### [DIRECTIONS]
Using the records below, locate all lines containing "this" and return them.

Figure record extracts
◆ ◆ ◆ ◆
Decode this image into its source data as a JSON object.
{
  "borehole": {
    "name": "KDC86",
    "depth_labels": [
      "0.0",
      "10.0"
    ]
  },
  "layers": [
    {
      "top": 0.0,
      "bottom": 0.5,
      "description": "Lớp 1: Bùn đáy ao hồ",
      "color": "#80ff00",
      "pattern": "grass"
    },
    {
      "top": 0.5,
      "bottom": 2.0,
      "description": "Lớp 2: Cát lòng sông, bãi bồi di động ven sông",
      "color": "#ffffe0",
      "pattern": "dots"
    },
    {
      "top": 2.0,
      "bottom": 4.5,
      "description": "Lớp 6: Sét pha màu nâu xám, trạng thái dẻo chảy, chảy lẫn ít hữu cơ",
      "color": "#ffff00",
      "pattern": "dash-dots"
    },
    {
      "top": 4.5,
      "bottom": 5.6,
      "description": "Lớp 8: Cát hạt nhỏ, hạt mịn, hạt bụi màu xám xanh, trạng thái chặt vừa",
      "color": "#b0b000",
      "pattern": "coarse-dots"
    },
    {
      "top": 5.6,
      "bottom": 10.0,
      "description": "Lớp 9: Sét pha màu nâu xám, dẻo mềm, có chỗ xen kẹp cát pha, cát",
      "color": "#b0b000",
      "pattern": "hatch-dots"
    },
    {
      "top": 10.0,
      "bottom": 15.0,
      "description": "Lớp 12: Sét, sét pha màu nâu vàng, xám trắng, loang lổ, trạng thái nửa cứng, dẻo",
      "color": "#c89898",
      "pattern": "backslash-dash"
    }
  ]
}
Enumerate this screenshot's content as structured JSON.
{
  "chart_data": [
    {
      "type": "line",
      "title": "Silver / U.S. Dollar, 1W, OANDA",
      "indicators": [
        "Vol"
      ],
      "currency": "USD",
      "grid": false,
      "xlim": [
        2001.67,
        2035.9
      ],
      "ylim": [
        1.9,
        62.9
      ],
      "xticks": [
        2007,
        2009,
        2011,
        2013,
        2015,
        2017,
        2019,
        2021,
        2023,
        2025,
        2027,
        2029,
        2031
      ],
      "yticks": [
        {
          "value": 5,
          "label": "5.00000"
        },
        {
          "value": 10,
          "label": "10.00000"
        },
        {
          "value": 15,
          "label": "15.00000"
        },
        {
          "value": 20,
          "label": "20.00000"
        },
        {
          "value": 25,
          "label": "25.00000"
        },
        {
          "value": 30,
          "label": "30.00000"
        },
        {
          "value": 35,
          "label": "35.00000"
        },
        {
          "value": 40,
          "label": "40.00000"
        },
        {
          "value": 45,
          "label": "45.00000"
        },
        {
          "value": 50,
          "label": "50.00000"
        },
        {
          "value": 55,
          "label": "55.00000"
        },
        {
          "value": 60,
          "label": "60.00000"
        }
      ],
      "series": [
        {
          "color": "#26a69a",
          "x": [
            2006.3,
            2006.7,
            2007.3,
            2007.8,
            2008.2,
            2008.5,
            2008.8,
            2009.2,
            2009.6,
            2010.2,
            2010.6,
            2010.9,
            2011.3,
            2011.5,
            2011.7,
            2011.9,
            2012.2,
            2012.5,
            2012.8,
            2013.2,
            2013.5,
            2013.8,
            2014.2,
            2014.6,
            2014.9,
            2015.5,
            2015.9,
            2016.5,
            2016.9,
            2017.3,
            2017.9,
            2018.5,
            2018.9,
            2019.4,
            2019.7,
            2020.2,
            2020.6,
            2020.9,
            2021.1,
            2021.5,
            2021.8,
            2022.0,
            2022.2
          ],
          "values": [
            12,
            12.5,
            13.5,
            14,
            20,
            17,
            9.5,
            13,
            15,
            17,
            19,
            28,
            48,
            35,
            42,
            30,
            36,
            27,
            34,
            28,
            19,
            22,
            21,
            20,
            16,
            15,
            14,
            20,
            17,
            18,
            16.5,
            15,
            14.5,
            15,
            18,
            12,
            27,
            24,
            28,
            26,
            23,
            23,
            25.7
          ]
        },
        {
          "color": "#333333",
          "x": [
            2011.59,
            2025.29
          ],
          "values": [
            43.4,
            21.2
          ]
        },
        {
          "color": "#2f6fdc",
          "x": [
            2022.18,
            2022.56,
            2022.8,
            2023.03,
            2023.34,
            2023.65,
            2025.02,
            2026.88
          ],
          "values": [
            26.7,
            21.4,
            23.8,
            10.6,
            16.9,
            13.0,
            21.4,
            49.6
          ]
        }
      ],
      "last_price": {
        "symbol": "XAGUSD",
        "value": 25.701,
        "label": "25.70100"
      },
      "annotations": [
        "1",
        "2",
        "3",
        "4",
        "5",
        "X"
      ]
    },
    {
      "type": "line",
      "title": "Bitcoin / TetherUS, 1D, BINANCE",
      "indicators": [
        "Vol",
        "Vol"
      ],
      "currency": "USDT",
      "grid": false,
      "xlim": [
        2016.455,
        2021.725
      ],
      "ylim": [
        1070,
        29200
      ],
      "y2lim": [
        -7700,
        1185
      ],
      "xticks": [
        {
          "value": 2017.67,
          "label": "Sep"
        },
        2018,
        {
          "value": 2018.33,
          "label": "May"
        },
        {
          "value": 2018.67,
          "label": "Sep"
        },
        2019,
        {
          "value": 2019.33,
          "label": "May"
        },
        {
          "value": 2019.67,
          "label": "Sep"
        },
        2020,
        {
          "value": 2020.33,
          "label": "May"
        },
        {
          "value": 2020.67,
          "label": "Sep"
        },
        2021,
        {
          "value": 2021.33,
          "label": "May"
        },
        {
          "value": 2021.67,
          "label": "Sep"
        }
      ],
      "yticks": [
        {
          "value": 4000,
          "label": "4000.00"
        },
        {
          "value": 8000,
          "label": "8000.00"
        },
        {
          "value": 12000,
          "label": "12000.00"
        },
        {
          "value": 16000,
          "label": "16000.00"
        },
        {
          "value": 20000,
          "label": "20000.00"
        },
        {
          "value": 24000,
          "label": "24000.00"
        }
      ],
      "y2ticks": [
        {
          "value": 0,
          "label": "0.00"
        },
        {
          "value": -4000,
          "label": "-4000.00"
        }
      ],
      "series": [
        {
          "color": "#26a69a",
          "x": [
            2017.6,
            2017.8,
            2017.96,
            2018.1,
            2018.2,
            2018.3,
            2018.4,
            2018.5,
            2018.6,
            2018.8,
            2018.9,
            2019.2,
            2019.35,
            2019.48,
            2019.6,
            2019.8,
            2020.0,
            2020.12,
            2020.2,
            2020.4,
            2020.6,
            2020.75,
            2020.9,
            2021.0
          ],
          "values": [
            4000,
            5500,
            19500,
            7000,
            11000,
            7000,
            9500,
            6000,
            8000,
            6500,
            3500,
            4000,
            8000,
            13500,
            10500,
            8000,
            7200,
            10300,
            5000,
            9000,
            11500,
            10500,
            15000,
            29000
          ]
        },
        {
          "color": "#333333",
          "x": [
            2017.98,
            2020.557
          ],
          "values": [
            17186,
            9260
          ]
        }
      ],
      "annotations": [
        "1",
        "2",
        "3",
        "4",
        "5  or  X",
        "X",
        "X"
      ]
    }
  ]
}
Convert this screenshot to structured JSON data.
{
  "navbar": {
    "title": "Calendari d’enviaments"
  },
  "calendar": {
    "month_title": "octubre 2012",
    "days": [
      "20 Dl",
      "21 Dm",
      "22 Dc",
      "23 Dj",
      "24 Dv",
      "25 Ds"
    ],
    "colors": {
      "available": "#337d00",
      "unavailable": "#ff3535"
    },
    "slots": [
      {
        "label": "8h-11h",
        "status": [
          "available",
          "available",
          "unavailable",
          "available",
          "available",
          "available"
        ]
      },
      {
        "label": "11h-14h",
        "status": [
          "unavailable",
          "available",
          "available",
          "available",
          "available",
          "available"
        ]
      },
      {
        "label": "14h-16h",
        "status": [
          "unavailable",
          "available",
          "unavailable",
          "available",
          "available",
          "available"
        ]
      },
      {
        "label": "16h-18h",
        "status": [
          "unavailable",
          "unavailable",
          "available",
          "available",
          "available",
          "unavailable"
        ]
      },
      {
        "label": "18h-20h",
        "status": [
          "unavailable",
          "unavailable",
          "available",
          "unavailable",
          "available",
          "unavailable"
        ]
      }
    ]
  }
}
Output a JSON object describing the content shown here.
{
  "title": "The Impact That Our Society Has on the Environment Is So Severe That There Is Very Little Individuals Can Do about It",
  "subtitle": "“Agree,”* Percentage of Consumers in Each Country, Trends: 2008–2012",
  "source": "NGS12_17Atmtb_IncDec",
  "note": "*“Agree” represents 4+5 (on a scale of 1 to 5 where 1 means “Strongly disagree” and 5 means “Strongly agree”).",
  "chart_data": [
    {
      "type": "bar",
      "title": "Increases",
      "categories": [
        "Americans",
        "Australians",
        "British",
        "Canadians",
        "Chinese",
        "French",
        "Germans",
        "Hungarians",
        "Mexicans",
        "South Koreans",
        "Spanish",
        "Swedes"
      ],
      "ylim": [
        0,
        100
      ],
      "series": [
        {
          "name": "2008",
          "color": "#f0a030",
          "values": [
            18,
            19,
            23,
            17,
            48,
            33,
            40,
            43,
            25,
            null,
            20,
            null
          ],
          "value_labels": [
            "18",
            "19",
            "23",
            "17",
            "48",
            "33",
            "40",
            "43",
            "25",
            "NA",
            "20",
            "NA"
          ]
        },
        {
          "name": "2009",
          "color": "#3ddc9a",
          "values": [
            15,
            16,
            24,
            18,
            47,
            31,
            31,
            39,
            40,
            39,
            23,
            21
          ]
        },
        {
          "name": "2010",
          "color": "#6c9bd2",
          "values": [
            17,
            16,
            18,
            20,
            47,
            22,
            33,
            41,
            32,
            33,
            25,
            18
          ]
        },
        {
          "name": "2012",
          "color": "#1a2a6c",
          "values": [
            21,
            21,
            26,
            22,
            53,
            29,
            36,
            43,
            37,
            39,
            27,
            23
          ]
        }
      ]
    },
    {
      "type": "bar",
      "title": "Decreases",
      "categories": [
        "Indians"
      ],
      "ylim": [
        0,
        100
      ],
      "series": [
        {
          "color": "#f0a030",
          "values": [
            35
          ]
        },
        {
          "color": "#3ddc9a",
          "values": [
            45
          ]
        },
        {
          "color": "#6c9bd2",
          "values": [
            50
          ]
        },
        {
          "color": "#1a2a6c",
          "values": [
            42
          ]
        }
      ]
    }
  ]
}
◆ ◆ ◆ ◆
### [RESPONSE TO THE TASK]
Decode this image into its source data as a JSON object.
Enumerate this screenshot's content as structured JSON.
Convert this screenshot to structured JSON data.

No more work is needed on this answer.